# [OBJECTIVE]
State how many lines of the records contain the string "selected", and give no other information.

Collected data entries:
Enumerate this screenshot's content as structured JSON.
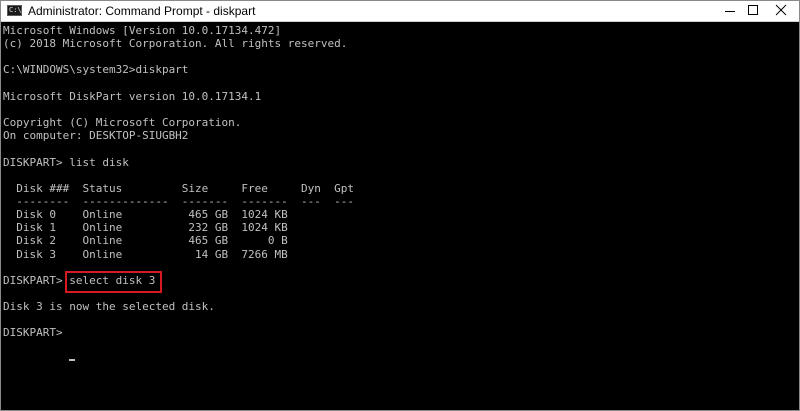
{
  "window": {
    "title": "Administrator: Command Prompt - diskpart",
    "icon_name": "cmd-icon",
    "icon_glyph": "C:\\",
    "controls": [
      "minimize-icon",
      "maximize-icon",
      "close-icon"
    ]
  },
  "console": {
    "lines": [
      "Microsoft Windows [Version 10.0.17134.472]",
      "(c) 2018 Microsoft Corporation. All rights reserved.",
      "",
      "C:\\WINDOWS\\system32>diskpart",
      "",
      "Microsoft DiskPart version 10.0.17134.1",
      "",
      "Copyright (C) Microsoft Corporation.",
      "On computer: DESKTOP-SIUGBH2",
      "",
      "DISKPART> list disk",
      "",
      "  Disk ###  Status         Size     Free     Dyn  Gpt",
      "  --------  -------------  -------  -------  ---  ---",
      "  Disk 0    Online          465 GB  1024 KB",
      "  Disk 1    Online          232 GB  1024 KB",
      "  Disk 2    Online          465 GB      0 B",
      "  Disk 3    Online           14 GB  7266 MB",
      "",
      "DISKPART> select disk 3",
      "",
      "Disk 3 is now the selected disk.",
      "",
      "DISKPART> "
    ]
  },
  "colors": {
    "console_bg": "#000000",
    "console_fg": "#c0c0c0",
    "highlight": "#d71921"
  }
}
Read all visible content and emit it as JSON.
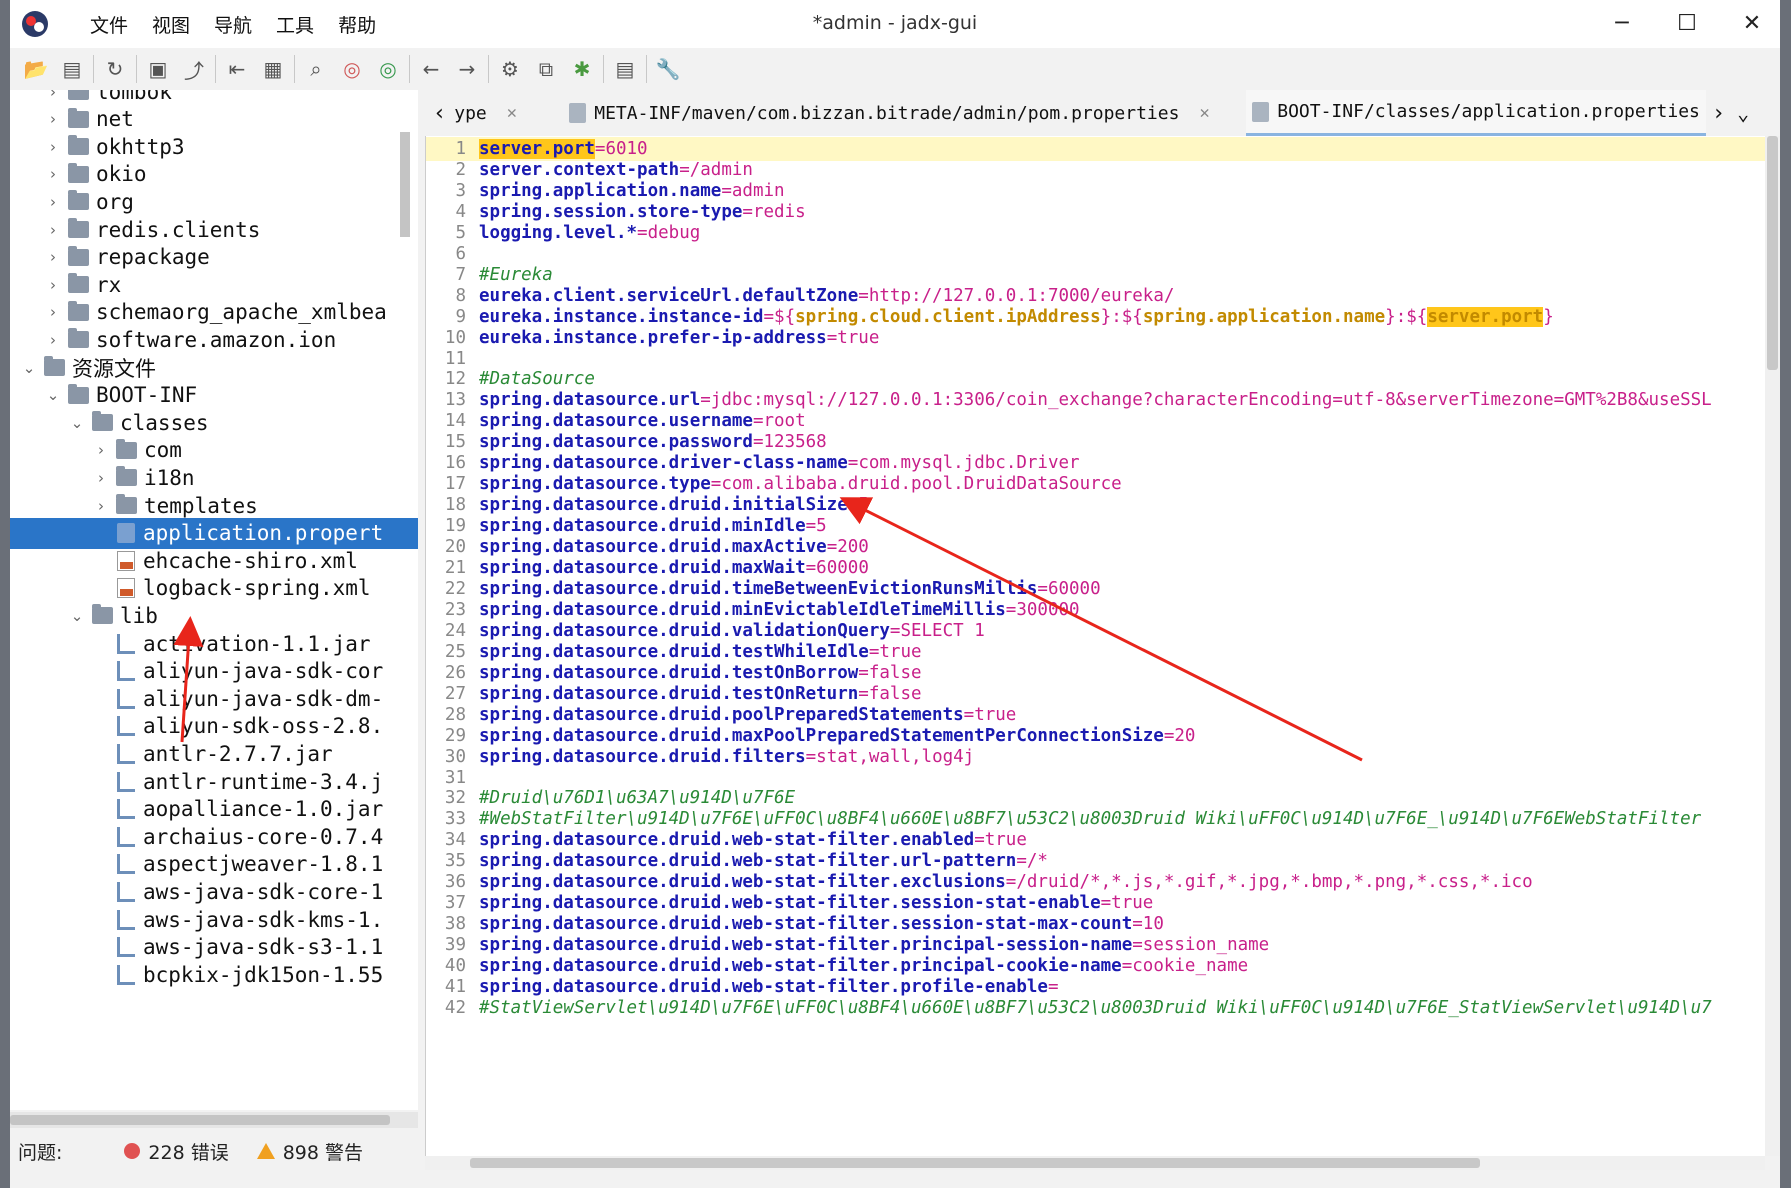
{
  "window": {
    "title": "*admin - jadx-gui",
    "menu": [
      "文件",
      "视图",
      "导航",
      "工具",
      "帮助"
    ],
    "controls": {
      "minimize": "─",
      "maximize": "☐",
      "close": "✕"
    }
  },
  "toolbar": {
    "icons": [
      "open-icon",
      "add-files-icon",
      "refresh-icon",
      "save-icon",
      "export-icon",
      "sync-icon",
      "flatten-packages-icon",
      "search-icon",
      "find-class-icon",
      "find-usage-icon",
      "back-icon",
      "forward-icon",
      "decompile-icon",
      "bookmark-icon",
      "debug-icon",
      "log-icon",
      "preferences-icon"
    ]
  },
  "tree": {
    "items": [
      {
        "label": "lombok",
        "depth": 1,
        "expand": "›",
        "type": "package"
      },
      {
        "label": "net",
        "depth": 1,
        "expand": "›",
        "type": "package"
      },
      {
        "label": "okhttp3",
        "depth": 1,
        "expand": "›",
        "type": "package"
      },
      {
        "label": "okio",
        "depth": 1,
        "expand": "›",
        "type": "package"
      },
      {
        "label": "org",
        "depth": 1,
        "expand": "›",
        "type": "package"
      },
      {
        "label": "redis.clients",
        "depth": 1,
        "expand": "›",
        "type": "package"
      },
      {
        "label": "repackage",
        "depth": 1,
        "expand": "›",
        "type": "package"
      },
      {
        "label": "rx",
        "depth": 1,
        "expand": "›",
        "type": "package"
      },
      {
        "label": "schemaorg_apache_xmlbea",
        "depth": 1,
        "expand": "›",
        "type": "package"
      },
      {
        "label": "software.amazon.ion",
        "depth": 1,
        "expand": "›",
        "type": "package"
      },
      {
        "label": "资源文件",
        "depth": 0,
        "expand": "⌄",
        "type": "folder"
      },
      {
        "label": "BOOT-INF",
        "depth": 1,
        "expand": "⌄",
        "type": "folder"
      },
      {
        "label": "classes",
        "depth": 2,
        "expand": "⌄",
        "type": "folder"
      },
      {
        "label": "com",
        "depth": 3,
        "expand": "›",
        "type": "folder"
      },
      {
        "label": "i18n",
        "depth": 3,
        "expand": "›",
        "type": "folder"
      },
      {
        "label": "templates",
        "depth": 3,
        "expand": "›",
        "type": "folder"
      },
      {
        "label": "application.propert",
        "depth": 3,
        "expand": "",
        "type": "prop",
        "selected": true
      },
      {
        "label": "ehcache-shiro.xml",
        "depth": 3,
        "expand": "",
        "type": "xml"
      },
      {
        "label": "logback-spring.xml",
        "depth": 3,
        "expand": "",
        "type": "xml"
      },
      {
        "label": "lib",
        "depth": 2,
        "expand": "⌄",
        "type": "folder"
      },
      {
        "label": "activation-1.1.jar",
        "depth": 3,
        "expand": "",
        "type": "jar"
      },
      {
        "label": "aliyun-java-sdk-cor",
        "depth": 3,
        "expand": "",
        "type": "jar"
      },
      {
        "label": "aliyun-java-sdk-dm-",
        "depth": 3,
        "expand": "",
        "type": "jar"
      },
      {
        "label": "aliyun-sdk-oss-2.8.",
        "depth": 3,
        "expand": "",
        "type": "jar"
      },
      {
        "label": "antlr-2.7.7.jar",
        "depth": 3,
        "expand": "",
        "type": "jar"
      },
      {
        "label": "antlr-runtime-3.4.j",
        "depth": 3,
        "expand": "",
        "type": "jar"
      },
      {
        "label": "aopalliance-1.0.jar",
        "depth": 3,
        "expand": "",
        "type": "jar"
      },
      {
        "label": "archaius-core-0.7.4",
        "depth": 3,
        "expand": "",
        "type": "jar"
      },
      {
        "label": "aspectjweaver-1.8.1",
        "depth": 3,
        "expand": "",
        "type": "jar"
      },
      {
        "label": "aws-java-sdk-core-1",
        "depth": 3,
        "expand": "",
        "type": "jar"
      },
      {
        "label": "aws-java-sdk-kms-1.",
        "depth": 3,
        "expand": "",
        "type": "jar"
      },
      {
        "label": "aws-java-sdk-s3-1.1",
        "depth": 3,
        "expand": "",
        "type": "jar"
      },
      {
        "label": "bcpkix-jdk15on-1.55",
        "depth": 3,
        "expand": "",
        "type": "jar"
      }
    ]
  },
  "status": {
    "problems_label": "问题:",
    "errors": "228 错误",
    "warnings": "898 警告"
  },
  "tabs": [
    {
      "label": "ype",
      "has_icon": false
    },
    {
      "label": "META-INF/maven/com.bizzan.bitrade/admin/pom.properties",
      "has_icon": true
    },
    {
      "label": "BOOT-INF/classes/application.properties",
      "has_icon": true,
      "active": true
    }
  ],
  "tab_nav": {
    "prev": "‹",
    "next": "›",
    "menu": "⌄"
  },
  "code": [
    {
      "n": "1",
      "key": "server.port",
      "val": "6010",
      "highlight_key": true
    },
    {
      "n": "2",
      "key": "server.context-path",
      "val": "/admin"
    },
    {
      "n": "3",
      "key": "spring.application.name",
      "val": "admin"
    },
    {
      "n": "4",
      "key": "spring.session.store-type",
      "val": "redis"
    },
    {
      "n": "5",
      "key": "logging.level.*",
      "val": "debug"
    },
    {
      "n": "6",
      "blank": true
    },
    {
      "n": "7",
      "comment": "#Eureka"
    },
    {
      "n": "8",
      "key": "eureka.client.serviceUrl.defaultZone",
      "val": "http://127.0.0.1:7000/eureka/"
    },
    {
      "n": "9",
      "key": "eureka.instance.instance-id",
      "special9": true
    },
    {
      "n": "10",
      "key": "eureka.instance.prefer-ip-address",
      "val": "true"
    },
    {
      "n": "11",
      "blank": true
    },
    {
      "n": "12",
      "comment": "#DataSource"
    },
    {
      "n": "13",
      "key": "spring.datasource.url",
      "val": "jdbc:mysql://127.0.0.1:3306/coin_exchange?characterEncoding=utf-8&serverTimezone=GMT%2B8&useSSL"
    },
    {
      "n": "14",
      "key": "spring.datasource.username",
      "val": "root"
    },
    {
      "n": "15",
      "key": "spring.datasource.password",
      "val": "123568"
    },
    {
      "n": "16",
      "key": "spring.datasource.driver-class-name",
      "val": "com.mysql.jdbc.Driver"
    },
    {
      "n": "17",
      "key": "spring.datasource.type",
      "val": "com.alibaba.druid.pool.DruidDataSource"
    },
    {
      "n": "18",
      "key": "spring.datasource.druid.initialSize",
      "val": "5"
    },
    {
      "n": "19",
      "key": "spring.datasource.druid.minIdle",
      "val": "5"
    },
    {
      "n": "20",
      "key": "spring.datasource.druid.maxActive",
      "val": "200"
    },
    {
      "n": "21",
      "key": "spring.datasource.druid.maxWait",
      "val": "60000"
    },
    {
      "n": "22",
      "key": "spring.datasource.druid.timeBetweenEvictionRunsMillis",
      "val": "60000"
    },
    {
      "n": "23",
      "key": "spring.datasource.druid.minEvictableIdleTimeMillis",
      "val": "300000"
    },
    {
      "n": "24",
      "key": "spring.datasource.druid.validationQuery",
      "val": "SELECT 1"
    },
    {
      "n": "25",
      "key": "spring.datasource.druid.testWhileIdle",
      "val": "true"
    },
    {
      "n": "26",
      "key": "spring.datasource.druid.testOnBorrow",
      "val": "false"
    },
    {
      "n": "27",
      "key": "spring.datasource.druid.testOnReturn",
      "val": "false"
    },
    {
      "n": "28",
      "key": "spring.datasource.druid.poolPreparedStatements",
      "val": "true"
    },
    {
      "n": "29",
      "key": "spring.datasource.druid.maxPoolPreparedStatementPerConnectionSize",
      "val": "20"
    },
    {
      "n": "30",
      "key": "spring.datasource.druid.filters",
      "val": "stat,wall,log4j"
    },
    {
      "n": "31",
      "blank": true
    },
    {
      "n": "32",
      "comment": "#Druid\\u76D1\\u63A7\\u914D\\u7F6E"
    },
    {
      "n": "33",
      "comment": "#WebStatFilter\\u914D\\u7F6E\\uFF0C\\u8BF4\\u660E\\u8BF7\\u53C2\\u8003Druid Wiki\\uFF0C\\u914D\\u7F6E_\\u914D\\u7F6EWebStatFilter"
    },
    {
      "n": "34",
      "key": "spring.datasource.druid.web-stat-filter.enabled",
      "val": "true"
    },
    {
      "n": "35",
      "key": "spring.datasource.druid.web-stat-filter.url-pattern",
      "val": "/*"
    },
    {
      "n": "36",
      "key": "spring.datasource.druid.web-stat-filter.exclusions",
      "val": "/druid/*,*.js,*.gif,*.jpg,*.bmp,*.png,*.css,*.ico"
    },
    {
      "n": "37",
      "key": "spring.datasource.druid.web-stat-filter.session-stat-enable",
      "val": "true"
    },
    {
      "n": "38",
      "key": "spring.datasource.druid.web-stat-filter.session-stat-max-count",
      "val": "10"
    },
    {
      "n": "39",
      "key": "spring.datasource.druid.web-stat-filter.principal-session-name",
      "val": "session_name"
    },
    {
      "n": "40",
      "key": "spring.datasource.druid.web-stat-filter.principal-cookie-name",
      "val": "cookie_name"
    },
    {
      "n": "41",
      "key": "spring.datasource.druid.web-stat-filter.profile-enable",
      "val": ""
    },
    {
      "n": "42",
      "comment": "#StatViewServlet\\u914D\\u7F6E\\uFF0C\\u8BF4\\u660E\\u8BF7\\u53C2\\u8003Druid Wiki\\uFF0C\\u914D\\u7F6E_StatViewServlet\\u914D\\u7"
    }
  ],
  "line9": {
    "open1": "${",
    "ph1": "spring.cloud.client.ipAddress",
    "close1": "}",
    "sep1": ":",
    "open2": "${",
    "ph2": "spring.application.name",
    "close2": "}",
    "sep2": ":",
    "open3": "${",
    "ph3": "server.port",
    "close3": "}"
  },
  "colors": {
    "selection": "#2a75c8",
    "key": "#1a1ab0",
    "value": "#c8208a",
    "comment": "#2a8a36",
    "highlight": "#ffc61a",
    "annotation_arrow": "#e8251b"
  }
}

# [IN RESPONSE]
2